Goal of the exercise:
Give back the whole listing exactly as shown.

━━━ Supplied records

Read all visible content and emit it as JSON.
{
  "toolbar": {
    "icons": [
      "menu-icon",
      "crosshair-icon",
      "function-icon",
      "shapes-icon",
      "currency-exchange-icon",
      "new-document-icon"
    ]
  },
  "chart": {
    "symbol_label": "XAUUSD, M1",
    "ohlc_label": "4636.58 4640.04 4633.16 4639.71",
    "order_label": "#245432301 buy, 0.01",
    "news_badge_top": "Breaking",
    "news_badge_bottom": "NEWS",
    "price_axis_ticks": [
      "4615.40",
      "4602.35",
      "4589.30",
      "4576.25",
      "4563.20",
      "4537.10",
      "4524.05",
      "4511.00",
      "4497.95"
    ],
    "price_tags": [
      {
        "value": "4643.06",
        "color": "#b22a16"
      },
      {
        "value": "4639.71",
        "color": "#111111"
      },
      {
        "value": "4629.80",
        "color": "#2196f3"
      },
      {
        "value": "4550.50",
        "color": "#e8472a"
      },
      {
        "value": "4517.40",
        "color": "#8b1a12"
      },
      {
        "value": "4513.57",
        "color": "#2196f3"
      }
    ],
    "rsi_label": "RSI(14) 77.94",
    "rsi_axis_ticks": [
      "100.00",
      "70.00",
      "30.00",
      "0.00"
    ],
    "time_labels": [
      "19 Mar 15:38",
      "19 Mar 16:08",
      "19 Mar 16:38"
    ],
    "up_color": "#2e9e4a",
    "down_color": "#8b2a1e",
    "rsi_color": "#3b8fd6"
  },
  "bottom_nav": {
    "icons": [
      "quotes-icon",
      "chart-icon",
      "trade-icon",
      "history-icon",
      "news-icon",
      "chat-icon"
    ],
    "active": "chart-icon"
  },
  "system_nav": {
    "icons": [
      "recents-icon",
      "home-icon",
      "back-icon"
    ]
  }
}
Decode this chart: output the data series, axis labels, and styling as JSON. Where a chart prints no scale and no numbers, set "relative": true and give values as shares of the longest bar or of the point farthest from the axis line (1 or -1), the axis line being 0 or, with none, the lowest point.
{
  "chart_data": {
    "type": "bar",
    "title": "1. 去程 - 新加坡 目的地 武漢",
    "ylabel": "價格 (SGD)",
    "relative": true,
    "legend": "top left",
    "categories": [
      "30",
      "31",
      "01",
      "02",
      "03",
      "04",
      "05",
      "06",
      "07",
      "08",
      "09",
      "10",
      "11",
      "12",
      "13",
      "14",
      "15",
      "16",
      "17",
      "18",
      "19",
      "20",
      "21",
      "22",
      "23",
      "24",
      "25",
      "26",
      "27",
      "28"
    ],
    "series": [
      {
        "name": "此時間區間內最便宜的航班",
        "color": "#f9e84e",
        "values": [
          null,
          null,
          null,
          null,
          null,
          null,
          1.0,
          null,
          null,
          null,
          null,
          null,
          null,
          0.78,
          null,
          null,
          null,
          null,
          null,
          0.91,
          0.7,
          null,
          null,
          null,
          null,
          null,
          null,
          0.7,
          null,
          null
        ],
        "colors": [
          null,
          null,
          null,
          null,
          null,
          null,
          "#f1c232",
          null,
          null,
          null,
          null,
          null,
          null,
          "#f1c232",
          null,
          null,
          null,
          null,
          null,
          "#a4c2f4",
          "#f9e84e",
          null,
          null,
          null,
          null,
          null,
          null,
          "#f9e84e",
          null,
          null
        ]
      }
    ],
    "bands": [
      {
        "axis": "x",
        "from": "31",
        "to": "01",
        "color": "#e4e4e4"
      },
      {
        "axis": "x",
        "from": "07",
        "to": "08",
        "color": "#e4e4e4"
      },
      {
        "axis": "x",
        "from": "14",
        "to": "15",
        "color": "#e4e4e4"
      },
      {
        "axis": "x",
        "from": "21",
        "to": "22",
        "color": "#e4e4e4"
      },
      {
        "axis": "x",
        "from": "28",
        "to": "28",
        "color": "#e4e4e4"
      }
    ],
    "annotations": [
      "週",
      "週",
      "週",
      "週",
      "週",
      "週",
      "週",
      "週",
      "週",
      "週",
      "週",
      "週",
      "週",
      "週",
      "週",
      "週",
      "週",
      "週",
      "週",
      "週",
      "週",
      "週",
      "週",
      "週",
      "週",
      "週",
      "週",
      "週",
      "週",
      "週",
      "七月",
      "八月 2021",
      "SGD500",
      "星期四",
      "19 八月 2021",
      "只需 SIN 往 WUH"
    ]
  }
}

━━━━━━

Result:
Read all visible content and emit it as JSON.
{
  "toolbar": {
    "icons": [
      "menu-icon",
      "crosshair-icon",
      "function-icon",
      "shapes-icon",
      "currency-exchange-icon",
      "new-document-icon"
    ]
  },
  "chart": {
    "symbol_label": "XAUUSD, M1",
    "ohlc_label": "4636.58 4640.04 4633.16 4639.71",
    "order_label": "#245432301 buy, 0.01",
    "news_badge_top": "Breaking",
    "news_badge_bottom": "NEWS",
    "price_axis_ticks": [
      "4615.40",
      "4602.35",
      "4589.30",
      "4576.25",
      "4563.20",
      "4537.10",
      "4524.05",
      "4511.00",
      "4497.95"
    ],
    "price_tags": [
      {
        "value": "4643.06",
        "color": "#b22a16"
      },
      {
        "value": "4639.71",
        "color": "#111111"
      },
      {
        "value": "4629.80",
        "color": "#2196f3"
      },
      {
        "value": "4550.50",
        "color": "#e8472a"
      },
      {
        "value": "4517.40",
        "color": "#8b1a12"
      },
      {
        "value": "4513.57",
        "color": "#2196f3"
      }
    ],
    "rsi_label": "RSI(14) 77.94",
    "rsi_axis_ticks": [
      "100.00",
      "70.00",
      "30.00",
      "0.00"
    ],
    "time_labels": [
      "19 Mar 15:38",
      "19 Mar 16:08",
      "19 Mar 16:38"
    ],
    "up_color": "#2e9e4a",
    "down_color": "#8b2a1e",
    "rsi_color": "#3b8fd6"
  },
  "bottom_nav": {
    "icons": [
      "quotes-icon",
      "chart-icon",
      "trade-icon",
      "history-icon",
      "news-icon",
      "chat-icon"
    ],
    "active": "chart-icon"
  },
  "system_nav": {
    "icons": [
      "recents-icon",
      "home-icon",
      "back-icon"
    ]
  }
}
Decode this chart: output the data series, axis labels, and styling as JSON. Where a chart prints no scale and no numbers, set "relative": true and give values as shares of the longest bar or of the point farthest from the axis line (1 or -1), the axis line being 0 or, with none, the lowest point.
{
  "chart_data": {
    "type": "bar",
    "title": "1. 去程 - 新加坡 目的地 武漢",
    "ylabel": "價格 (SGD)",
    "relative": true,
    "legend": "top left",
    "categories": [
      "30",
      "31",
      "01",
      "02",
      "03",
      "04",
      "05",
      "06",
      "07",
      "08",
      "09",
      "10",
      "11",
      "12",
      "13",
      "14",
      "15",
      "16",
      "17",
      "18",
      "19",
      "20",
      "21",
      "22",
      "23",
      "24",
      "25",
      "26",
      "27",
      "28"
    ],
    "series": [
      {
        "name": "此時間區間內最便宜的航班",
        "color": "#f9e84e",
        "values": [
          null,
          null,
          null,
          null,
          null,
          null,
          1.0,
          null,
          null,
          null,
          null,
          null,
          null,
          0.78,
          null,
          null,
          null,
          null,
          null,
          0.91,
          0.7,
          null,
          null,
          null,
          null,
          null,
          null,
          0.7,
          null,
          null
        ],
        "colors": [
          null,
          null,
          null,
          null,
          null,
          null,
          "#f1c232",
          null,
          null,
          null,
          null,
          null,
          null,
          "#f1c232",
          null,
          null,
          null,
          null,
          null,
          "#a4c2f4",
          "#f9e84e",
          null,
          null,
          null,
          null,
          null,
          null,
          "#f9e84e",
          null,
          null
        ]
      }
    ],
    "bands": [
      {
        "axis": "x",
        "from": "31",
        "to": "01",
        "color": "#e4e4e4"
      },
      {
        "axis": "x",
        "from": "07",
        "to": "08",
        "color": "#e4e4e4"
      },
      {
        "axis": "x",
        "from": "14",
        "to": "15",
        "color": "#e4e4e4"
      },
      {
        "axis": "x",
        "from": "21",
        "to": "22",
        "color": "#e4e4e4"
      },
      {
        "axis": "x",
        "from": "28",
        "to": "28",
        "color": "#e4e4e4"
      }
    ],
    "annotations": [
      "週",
      "週",
      "週",
      "週",
      "週",
      "週",
      "週",
      "週",
      "週",
      "週",
      "週",
      "週",
      "週",
      "週",
      "週",
      "週",
      "週",
      "週",
      "週",
      "週",
      "週",
      "週",
      "週",
      "週",
      "週",
      "週",
      "週",
      "週",
      "週",
      "週",
      "七月",
      "八月 2021",
      "SGD500",
      "星期四",
      "19 八月 2021",
      "只需 SIN 往 WUH"
    ]
  }
}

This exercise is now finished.